▶ **Information provided**:
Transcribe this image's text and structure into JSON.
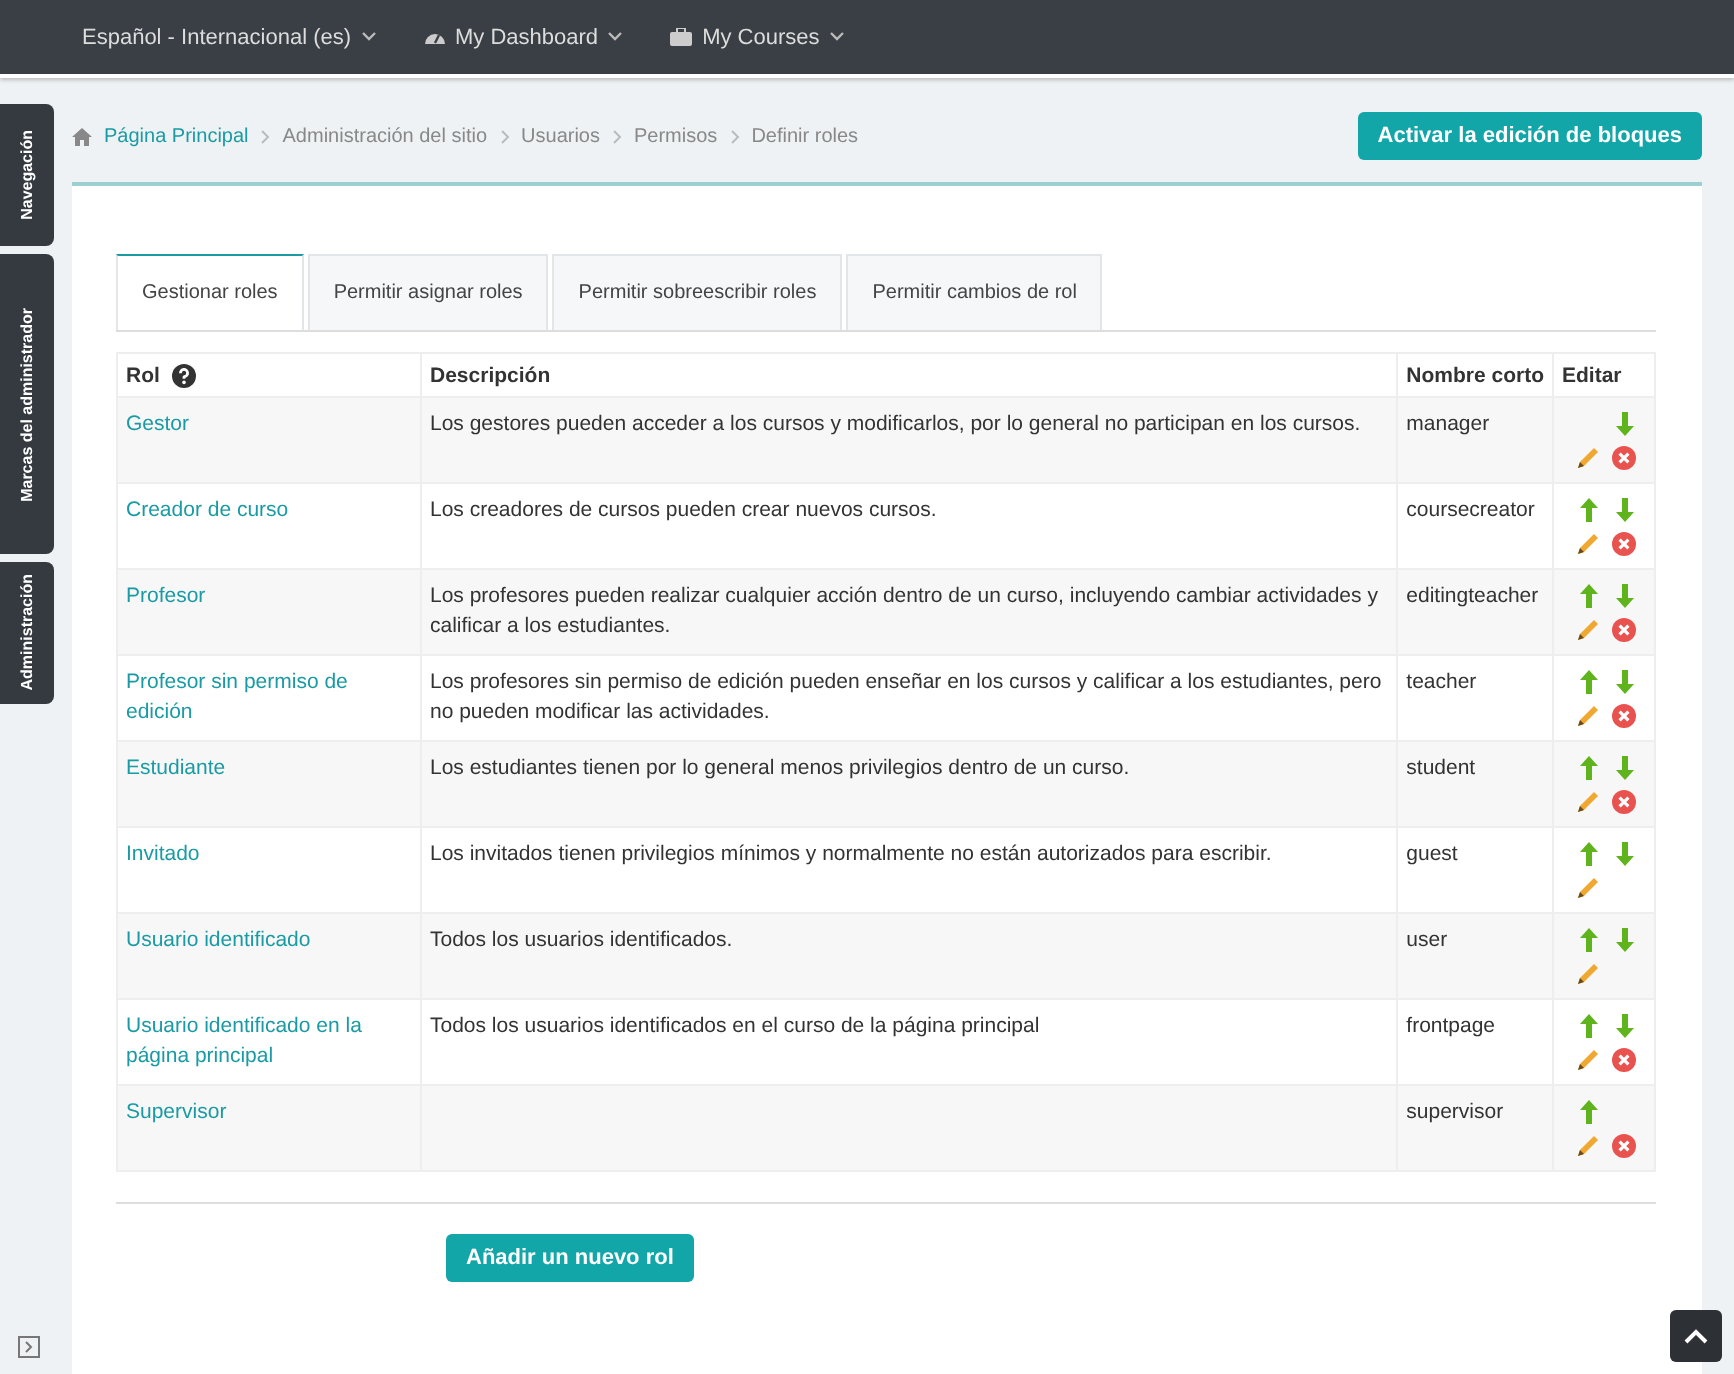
{
  "navbar": {
    "items": [
      {
        "label": "Español - Internacional (es)"
      },
      {
        "label": "My Dashboard"
      },
      {
        "label": "My Courses"
      }
    ]
  },
  "side_tabs": [
    "Navegación",
    "Marcas del administrador",
    "Administración"
  ],
  "breadcrumb": [
    {
      "label": "Página Principal",
      "link": true
    },
    {
      "label": "Administración del sitio",
      "link": false
    },
    {
      "label": "Usuarios",
      "link": false
    },
    {
      "label": "Permisos",
      "link": false
    },
    {
      "label": "Definir roles",
      "link": false
    }
  ],
  "edit_blocks_button": "Activar la edición de bloques",
  "tabs": [
    {
      "label": "Gestionar roles",
      "selected": true
    },
    {
      "label": "Permitir asignar roles",
      "selected": false
    },
    {
      "label": "Permitir sobreescribir roles",
      "selected": false
    },
    {
      "label": "Permitir cambios de rol",
      "selected": false
    }
  ],
  "table": {
    "columns": [
      "Rol",
      "Descripción",
      "Nombre corto",
      "Editar"
    ],
    "rows": [
      {
        "role": "Gestor",
        "description": "Los gestores pueden acceder a los cursos y modificarlos, por lo general no participan en los cursos.",
        "shortname": "manager",
        "up": false,
        "down": true,
        "delete": true
      },
      {
        "role": "Creador de curso",
        "description": "Los creadores de cursos pueden crear nuevos cursos.",
        "shortname": "coursecreator",
        "up": true,
        "down": true,
        "delete": true
      },
      {
        "role": "Profesor",
        "description": "Los profesores pueden realizar cualquier acción dentro de un curso, incluyendo cambiar actividades y calificar a los estudiantes.",
        "shortname": "editingteacher",
        "up": true,
        "down": true,
        "delete": true
      },
      {
        "role": "Profesor sin permiso de edición",
        "description": "Los profesores sin permiso de edición pueden enseñar en los cursos y calificar a los estudiantes, pero no pueden modificar las actividades.",
        "shortname": "teacher",
        "up": true,
        "down": true,
        "delete": true
      },
      {
        "role": "Estudiante",
        "description": "Los estudiantes tienen por lo general menos privilegios dentro de un curso.",
        "shortname": "student",
        "up": true,
        "down": true,
        "delete": true
      },
      {
        "role": "Invitado",
        "description": "Los invitados tienen privilegios mínimos y normalmente no están autorizados para escribir.",
        "shortname": "guest",
        "up": true,
        "down": true,
        "delete": false
      },
      {
        "role": "Usuario identificado",
        "description": "Todos los usuarios identificados.",
        "shortname": "user",
        "up": true,
        "down": true,
        "delete": false
      },
      {
        "role": "Usuario identificado en la página principal",
        "description": "Todos los usuarios identificados en el curso de la página principal",
        "shortname": "frontpage",
        "up": true,
        "down": true,
        "delete": true
      },
      {
        "role": "Supervisor",
        "shortname": "supervisor",
        "up": true,
        "down": false,
        "delete": true
      }
    ]
  },
  "add_role_button": "Añadir un nuevo rol"
}
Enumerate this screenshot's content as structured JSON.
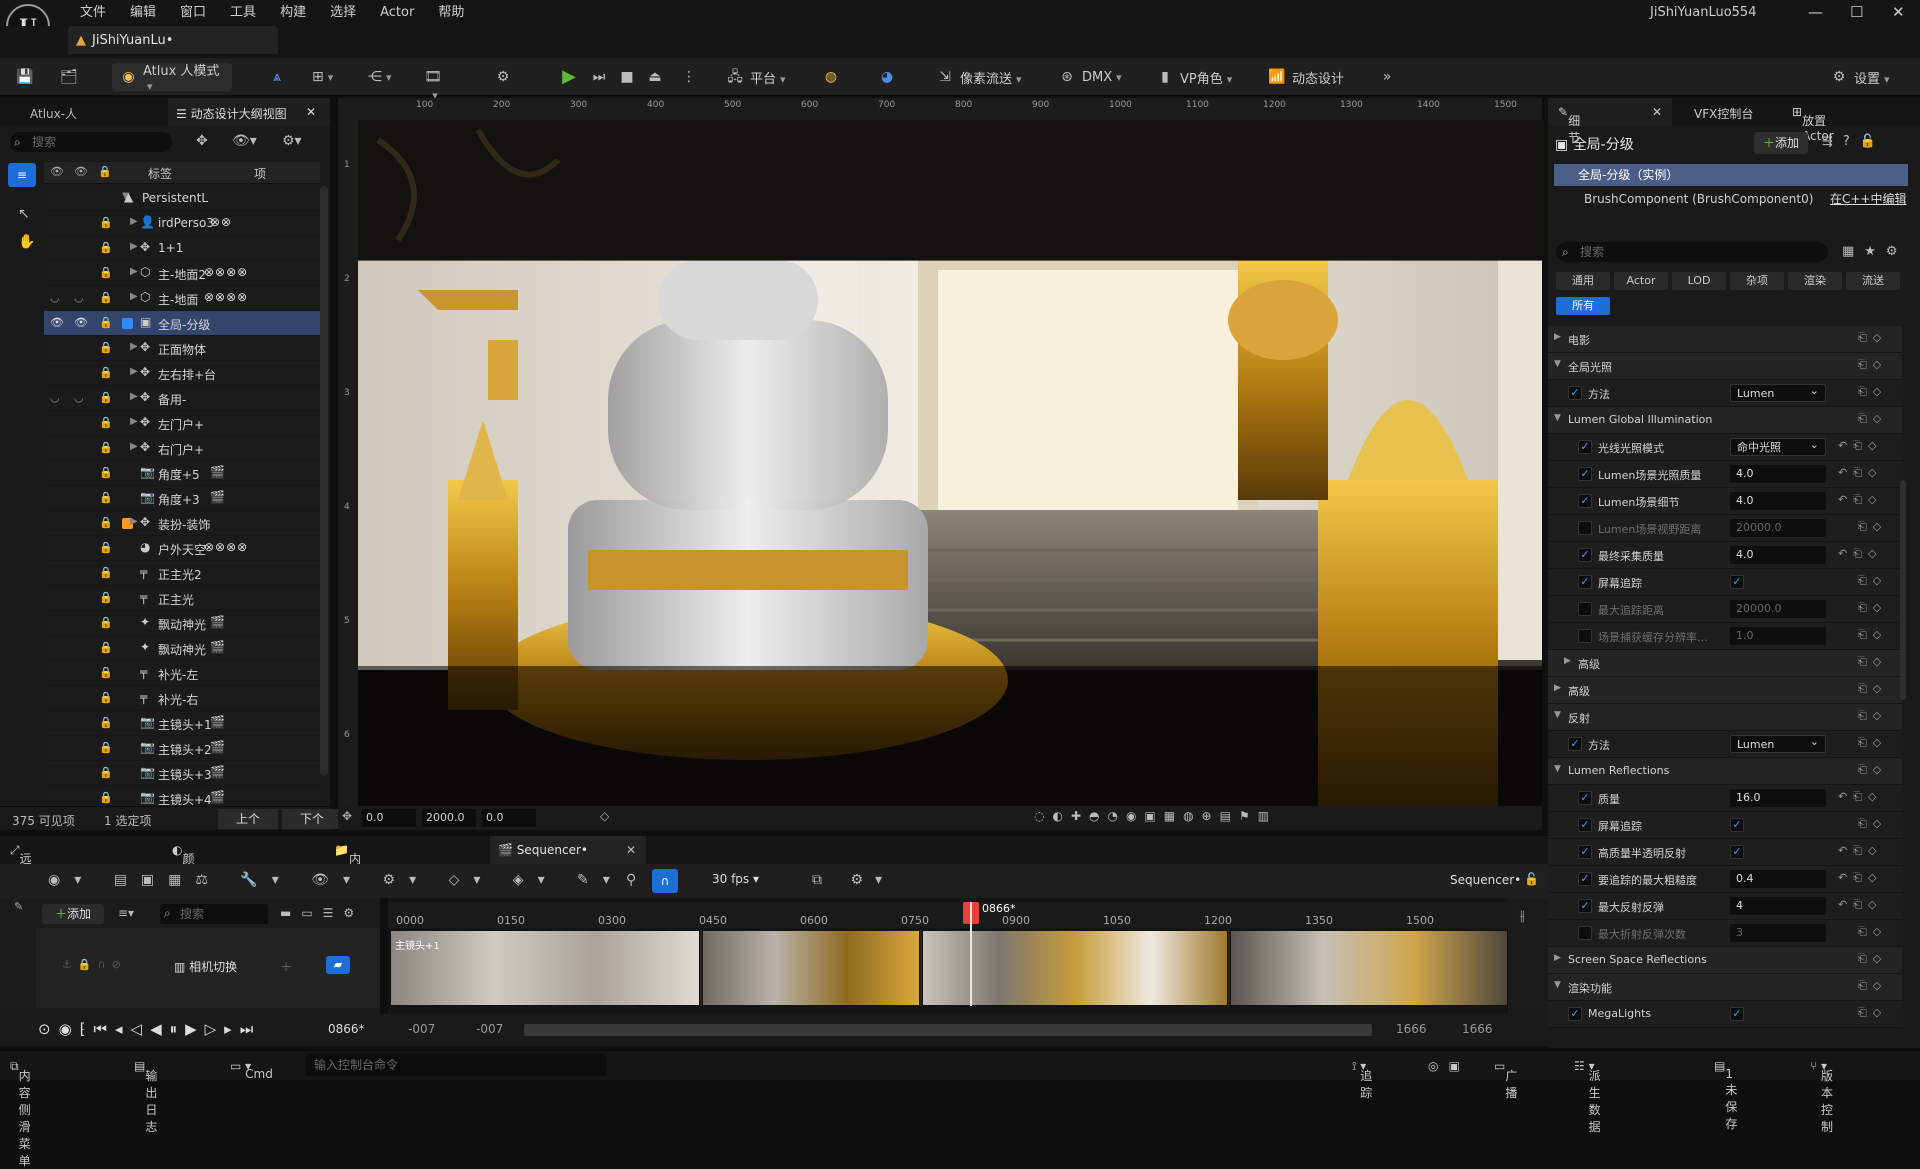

▶ **Problem statement**: Filter the entries and copy out every line with the word "shortname".

▶ **Response to the exercise**:
        "shortname": "manager",
        "shortname": "coursecreator",
        "shortname": "editingteacher",
        "shortname": "teacher",
        "shortname": "student",
        "shortname": "guest",
        "shortname": "user",
        "shortname": "frontpage",
        "shortname": "supervisor",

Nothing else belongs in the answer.